▸ **Task prompt**:
Reproduce this listing in full.

(Dataset rows about figures)
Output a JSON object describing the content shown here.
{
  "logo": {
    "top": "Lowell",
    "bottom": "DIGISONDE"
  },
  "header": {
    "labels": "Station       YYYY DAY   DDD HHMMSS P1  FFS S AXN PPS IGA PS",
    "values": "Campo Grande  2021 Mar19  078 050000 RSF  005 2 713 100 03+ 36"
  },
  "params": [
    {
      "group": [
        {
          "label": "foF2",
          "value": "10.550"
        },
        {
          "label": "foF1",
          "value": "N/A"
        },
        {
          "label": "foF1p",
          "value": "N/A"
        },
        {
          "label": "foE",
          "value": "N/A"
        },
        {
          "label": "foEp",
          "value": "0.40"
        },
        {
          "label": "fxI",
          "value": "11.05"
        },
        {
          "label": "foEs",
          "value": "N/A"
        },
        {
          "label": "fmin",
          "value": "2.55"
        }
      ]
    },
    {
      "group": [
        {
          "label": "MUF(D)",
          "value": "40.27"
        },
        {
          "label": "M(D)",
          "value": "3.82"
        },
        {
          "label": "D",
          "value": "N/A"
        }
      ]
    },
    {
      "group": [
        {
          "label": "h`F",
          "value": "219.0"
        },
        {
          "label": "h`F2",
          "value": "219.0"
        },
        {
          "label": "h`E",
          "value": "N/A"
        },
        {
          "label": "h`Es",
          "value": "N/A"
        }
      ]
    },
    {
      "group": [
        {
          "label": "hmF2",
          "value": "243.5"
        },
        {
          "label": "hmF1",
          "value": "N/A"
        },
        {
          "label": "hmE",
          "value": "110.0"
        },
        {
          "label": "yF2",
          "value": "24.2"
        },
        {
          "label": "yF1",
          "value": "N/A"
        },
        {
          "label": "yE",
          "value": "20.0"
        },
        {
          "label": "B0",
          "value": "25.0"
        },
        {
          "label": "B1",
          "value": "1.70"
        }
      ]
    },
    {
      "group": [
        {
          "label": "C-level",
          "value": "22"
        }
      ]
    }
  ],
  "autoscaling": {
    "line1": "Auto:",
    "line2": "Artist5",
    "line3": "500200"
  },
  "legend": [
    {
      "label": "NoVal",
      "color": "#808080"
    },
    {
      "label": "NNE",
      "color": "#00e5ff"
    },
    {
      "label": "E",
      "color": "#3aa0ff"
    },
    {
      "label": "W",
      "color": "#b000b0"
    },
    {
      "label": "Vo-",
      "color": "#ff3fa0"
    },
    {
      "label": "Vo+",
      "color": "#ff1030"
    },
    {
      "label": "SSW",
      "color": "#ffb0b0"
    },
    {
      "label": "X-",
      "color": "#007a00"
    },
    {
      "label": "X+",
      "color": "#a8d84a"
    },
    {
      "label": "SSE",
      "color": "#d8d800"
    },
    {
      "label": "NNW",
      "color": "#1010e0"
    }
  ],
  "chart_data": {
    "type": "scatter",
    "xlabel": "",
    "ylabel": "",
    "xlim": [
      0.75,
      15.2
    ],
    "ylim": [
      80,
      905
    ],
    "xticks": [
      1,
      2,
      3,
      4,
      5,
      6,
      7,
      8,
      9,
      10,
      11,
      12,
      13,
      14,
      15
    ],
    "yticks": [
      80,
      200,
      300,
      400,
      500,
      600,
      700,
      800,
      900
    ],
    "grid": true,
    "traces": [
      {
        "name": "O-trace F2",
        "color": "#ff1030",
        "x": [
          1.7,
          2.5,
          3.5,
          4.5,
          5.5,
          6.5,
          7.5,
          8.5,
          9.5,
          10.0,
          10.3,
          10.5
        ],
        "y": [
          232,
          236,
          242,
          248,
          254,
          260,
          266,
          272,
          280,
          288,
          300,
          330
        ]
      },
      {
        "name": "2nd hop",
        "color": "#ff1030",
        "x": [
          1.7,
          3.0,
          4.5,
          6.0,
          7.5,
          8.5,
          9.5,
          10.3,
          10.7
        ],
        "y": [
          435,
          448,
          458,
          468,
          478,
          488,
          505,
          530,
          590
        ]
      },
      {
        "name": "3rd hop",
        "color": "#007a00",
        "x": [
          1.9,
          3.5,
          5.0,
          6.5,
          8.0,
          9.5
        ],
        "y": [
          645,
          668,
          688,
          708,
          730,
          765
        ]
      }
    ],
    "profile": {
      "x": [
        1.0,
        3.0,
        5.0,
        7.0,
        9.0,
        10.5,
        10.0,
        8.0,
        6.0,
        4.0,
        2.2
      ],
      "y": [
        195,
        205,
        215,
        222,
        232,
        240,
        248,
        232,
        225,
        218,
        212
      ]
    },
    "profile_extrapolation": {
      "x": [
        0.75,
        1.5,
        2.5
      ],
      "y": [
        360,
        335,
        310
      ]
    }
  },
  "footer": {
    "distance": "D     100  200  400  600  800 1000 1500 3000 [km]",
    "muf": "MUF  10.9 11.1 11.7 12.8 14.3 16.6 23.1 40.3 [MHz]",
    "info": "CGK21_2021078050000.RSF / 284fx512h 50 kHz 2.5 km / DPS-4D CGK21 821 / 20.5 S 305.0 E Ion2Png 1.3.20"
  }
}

▸ **Result of the exercise**:
Output a JSON object describing the content shown here.
{
  "logo": {
    "top": "Lowell",
    "bottom": "DIGISONDE"
  },
  "header": {
    "labels": "Station       YYYY DAY   DDD HHMMSS P1  FFS S AXN PPS IGA PS",
    "values": "Campo Grande  2021 Mar19  078 050000 RSF  005 2 713 100 03+ 36"
  },
  "params": [
    {
      "group": [
        {
          "label": "foF2",
          "value": "10.550"
        },
        {
          "label": "foF1",
          "value": "N/A"
        },
        {
          "label": "foF1p",
          "value": "N/A"
        },
        {
          "label": "foE",
          "value": "N/A"
        },
        {
          "label": "foEp",
          "value": "0.40"
        },
        {
          "label": "fxI",
          "value": "11.05"
        },
        {
          "label": "foEs",
          "value": "N/A"
        },
        {
          "label": "fmin",
          "value": "2.55"
        }
      ]
    },
    {
      "group": [
        {
          "label": "MUF(D)",
          "value": "40.27"
        },
        {
          "label": "M(D)",
          "value": "3.82"
        },
        {
          "label": "D",
          "value": "N/A"
        }
      ]
    },
    {
      "group": [
        {
          "label": "h`F",
          "value": "219.0"
        },
        {
          "label": "h`F2",
          "value": "219.0"
        },
        {
          "label": "h`E",
          "value": "N/A"
        },
        {
          "label": "h`Es",
          "value": "N/A"
        }
      ]
    },
    {
      "group": [
        {
          "label": "hmF2",
          "value": "243.5"
        },
        {
          "label": "hmF1",
          "value": "N/A"
        },
        {
          "label": "hmE",
          "value": "110.0"
        },
        {
          "label": "yF2",
          "value": "24.2"
        },
        {
          "label": "yF1",
          "value": "N/A"
        },
        {
          "label": "yE",
          "value": "20.0"
        },
        {
          "label": "B0",
          "value": "25.0"
        },
        {
          "label": "B1",
          "value": "1.70"
        }
      ]
    },
    {
      "group": [
        {
          "label": "C-level",
          "value": "22"
        }
      ]
    }
  ],
  "autoscaling": {
    "line1": "Auto:",
    "line2": "Artist5",
    "line3": "500200"
  },
  "legend": [
    {
      "label": "NoVal",
      "color": "#808080"
    },
    {
      "label": "NNE",
      "color": "#00e5ff"
    },
    {
      "label": "E",
      "color": "#3aa0ff"
    },
    {
      "label": "W",
      "color": "#b000b0"
    },
    {
      "label": "Vo-",
      "color": "#ff3fa0"
    },
    {
      "label": "Vo+",
      "color": "#ff1030"
    },
    {
      "label": "SSW",
      "color": "#ffb0b0"
    },
    {
      "label": "X-",
      "color": "#007a00"
    },
    {
      "label": "X+",
      "color": "#a8d84a"
    },
    {
      "label": "SSE",
      "color": "#d8d800"
    },
    {
      "label": "NNW",
      "color": "#1010e0"
    }
  ],
  "chart_data": {
    "type": "scatter",
    "xlabel": "",
    "ylabel": "",
    "xlim": [
      0.75,
      15.2
    ],
    "ylim": [
      80,
      905
    ],
    "xticks": [
      1,
      2,
      3,
      4,
      5,
      6,
      7,
      8,
      9,
      10,
      11,
      12,
      13,
      14,
      15
    ],
    "yticks": [
      80,
      200,
      300,
      400,
      500,
      600,
      700,
      800,
      900
    ],
    "grid": true,
    "traces": [
      {
        "name": "O-trace F2",
        "color": "#ff1030",
        "x": [
          1.7,
          2.5,
          3.5,
          4.5,
          5.5,
          6.5,
          7.5,
          8.5,
          9.5,
          10.0,
          10.3,
          10.5
        ],
        "y": [
          232,
          236,
          242,
          248,
          254,
          260,
          266,
          272,
          280,
          288,
          300,
          330
        ]
      },
      {
        "name": "2nd hop",
        "color": "#ff1030",
        "x": [
          1.7,
          3.0,
          4.5,
          6.0,
          7.5,
          8.5,
          9.5,
          10.3,
          10.7
        ],
        "y": [
          435,
          448,
          458,
          468,
          478,
          488,
          505,
          530,
          590
        ]
      },
      {
        "name": "3rd hop",
        "color": "#007a00",
        "x": [
          1.9,
          3.5,
          5.0,
          6.5,
          8.0,
          9.5
        ],
        "y": [
          645,
          668,
          688,
          708,
          730,
          765
        ]
      }
    ],
    "profile": {
      "x": [
        1.0,
        3.0,
        5.0,
        7.0,
        9.0,
        10.5,
        10.0,
        8.0,
        6.0,
        4.0,
        2.2
      ],
      "y": [
        195,
        205,
        215,
        222,
        232,
        240,
        248,
        232,
        225,
        218,
        212
      ]
    },
    "profile_extrapolation": {
      "x": [
        0.75,
        1.5,
        2.5
      ],
      "y": [
        360,
        335,
        310
      ]
    }
  },
  "footer": {
    "distance": "D     100  200  400  600  800 1000 1500 3000 [km]",
    "muf": "MUF  10.9 11.1 11.7 12.8 14.3 16.6 23.1 40.3 [MHz]",
    "info": "CGK21_2021078050000.RSF / 284fx512h 50 kHz 2.5 km / DPS-4D CGK21 821 / 20.5 S 305.0 E Ion2Png 1.3.20"
  }
}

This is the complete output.